**Exercise task**
Transcribe the material exactly. Images do not belong in the copy.

Records from a collection of figures:
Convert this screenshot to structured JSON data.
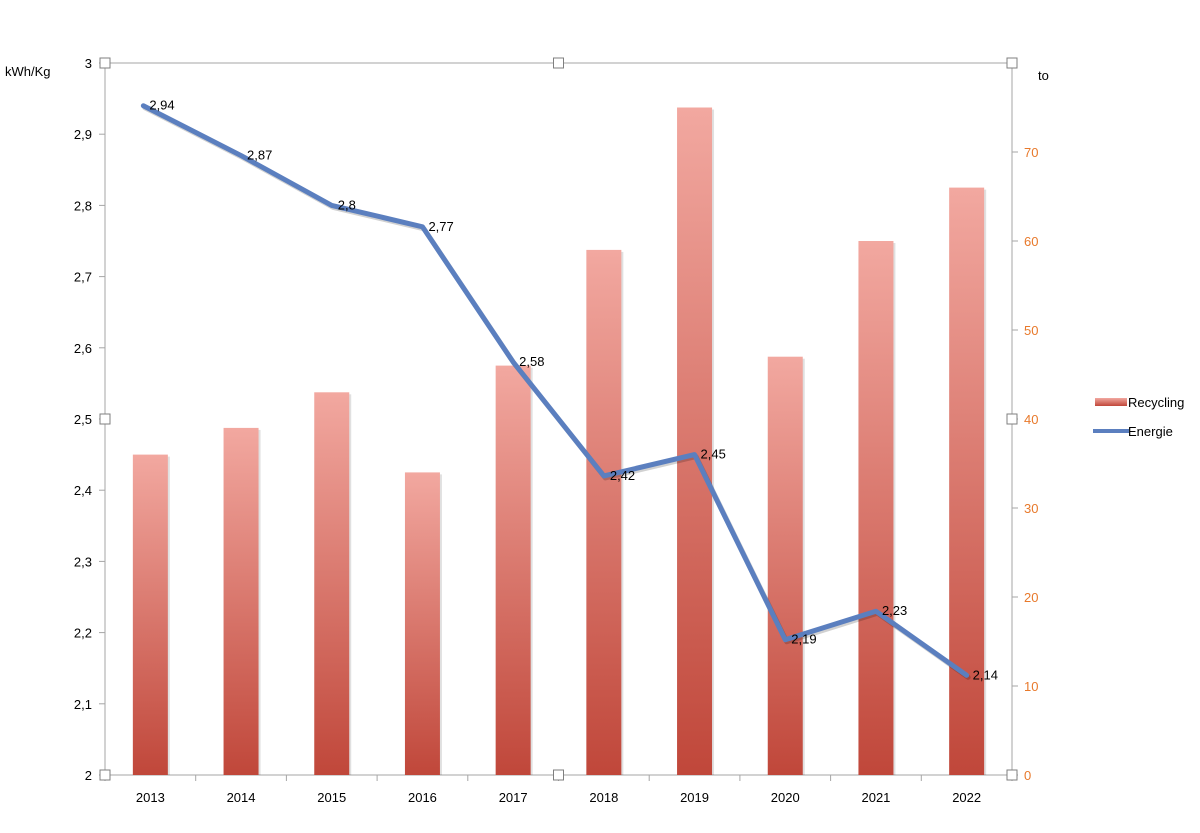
{
  "chart_data": {
    "type": "bar",
    "categories": [
      "2013",
      "2014",
      "2015",
      "2016",
      "2017",
      "2018",
      "2019",
      "2020",
      "2021",
      "2022"
    ],
    "series": [
      {
        "name": "Recycling",
        "type": "bar",
        "axis": "right",
        "values": [
          36,
          39,
          43,
          34,
          46,
          59,
          75,
          47,
          60,
          66
        ]
      },
      {
        "name": "Energie",
        "type": "line",
        "axis": "left",
        "values": [
          2.94,
          2.87,
          2.8,
          2.77,
          2.58,
          2.42,
          2.45,
          2.19,
          2.23,
          2.14
        ],
        "data_labels": [
          "2,94",
          "2,87",
          "2,8",
          "2,77",
          "2,58",
          "2,42",
          "2,45",
          "2,19",
          "2,23",
          "2,14"
        ]
      }
    ],
    "y_left": {
      "label": "kWh/Kg",
      "ylim": [
        2,
        3
      ],
      "ticks": [
        2,
        2.1,
        2.2,
        2.3,
        2.4,
        2.5,
        2.6,
        2.7,
        2.8,
        2.9,
        3
      ],
      "tick_labels": [
        "2",
        "2,1",
        "2,2",
        "2,3",
        "2,4",
        "2,5",
        "2,6",
        "2,7",
        "2,8",
        "2,9",
        "3"
      ]
    },
    "y_right": {
      "label": "to",
      "ylim": [
        0,
        80
      ],
      "ticks": [
        0,
        10,
        20,
        30,
        40,
        50,
        60,
        70
      ],
      "tick_labels": [
        "0",
        "10",
        "20",
        "30",
        "40",
        "50",
        "60",
        "70"
      ]
    },
    "legend": {
      "position": "right",
      "entries": [
        "Recycling",
        "Energie"
      ]
    },
    "grid": false,
    "colors": {
      "bar_top": "#f2a8a0",
      "bar_bottom": "#c0473a",
      "line": "#5b7fbf",
      "right_axis_text": "#e8792b",
      "axis": "#a6a6a6"
    }
  }
}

**Solved problem**
Convert this screenshot to structured JSON data.
{
  "chart_data": {
    "type": "bar",
    "categories": [
      "2013",
      "2014",
      "2015",
      "2016",
      "2017",
      "2018",
      "2019",
      "2020",
      "2021",
      "2022"
    ],
    "series": [
      {
        "name": "Recycling",
        "type": "bar",
        "axis": "right",
        "values": [
          36,
          39,
          43,
          34,
          46,
          59,
          75,
          47,
          60,
          66
        ]
      },
      {
        "name": "Energie",
        "type": "line",
        "axis": "left",
        "values": [
          2.94,
          2.87,
          2.8,
          2.77,
          2.58,
          2.42,
          2.45,
          2.19,
          2.23,
          2.14
        ],
        "data_labels": [
          "2,94",
          "2,87",
          "2,8",
          "2,77",
          "2,58",
          "2,42",
          "2,45",
          "2,19",
          "2,23",
          "2,14"
        ]
      }
    ],
    "y_left": {
      "label": "kWh/Kg",
      "ylim": [
        2,
        3
      ],
      "ticks": [
        2,
        2.1,
        2.2,
        2.3,
        2.4,
        2.5,
        2.6,
        2.7,
        2.8,
        2.9,
        3
      ],
      "tick_labels": [
        "2",
        "2,1",
        "2,2",
        "2,3",
        "2,4",
        "2,5",
        "2,6",
        "2,7",
        "2,8",
        "2,9",
        "3"
      ]
    },
    "y_right": {
      "label": "to",
      "ylim": [
        0,
        80
      ],
      "ticks": [
        0,
        10,
        20,
        30,
        40,
        50,
        60,
        70
      ],
      "tick_labels": [
        "0",
        "10",
        "20",
        "30",
        "40",
        "50",
        "60",
        "70"
      ]
    },
    "legend": {
      "position": "right",
      "entries": [
        "Recycling",
        "Energie"
      ]
    },
    "grid": false,
    "colors": {
      "bar_top": "#f2a8a0",
      "bar_bottom": "#c0473a",
      "line": "#5b7fbf",
      "right_axis_text": "#e8792b",
      "axis": "#a6a6a6"
    }
  }
}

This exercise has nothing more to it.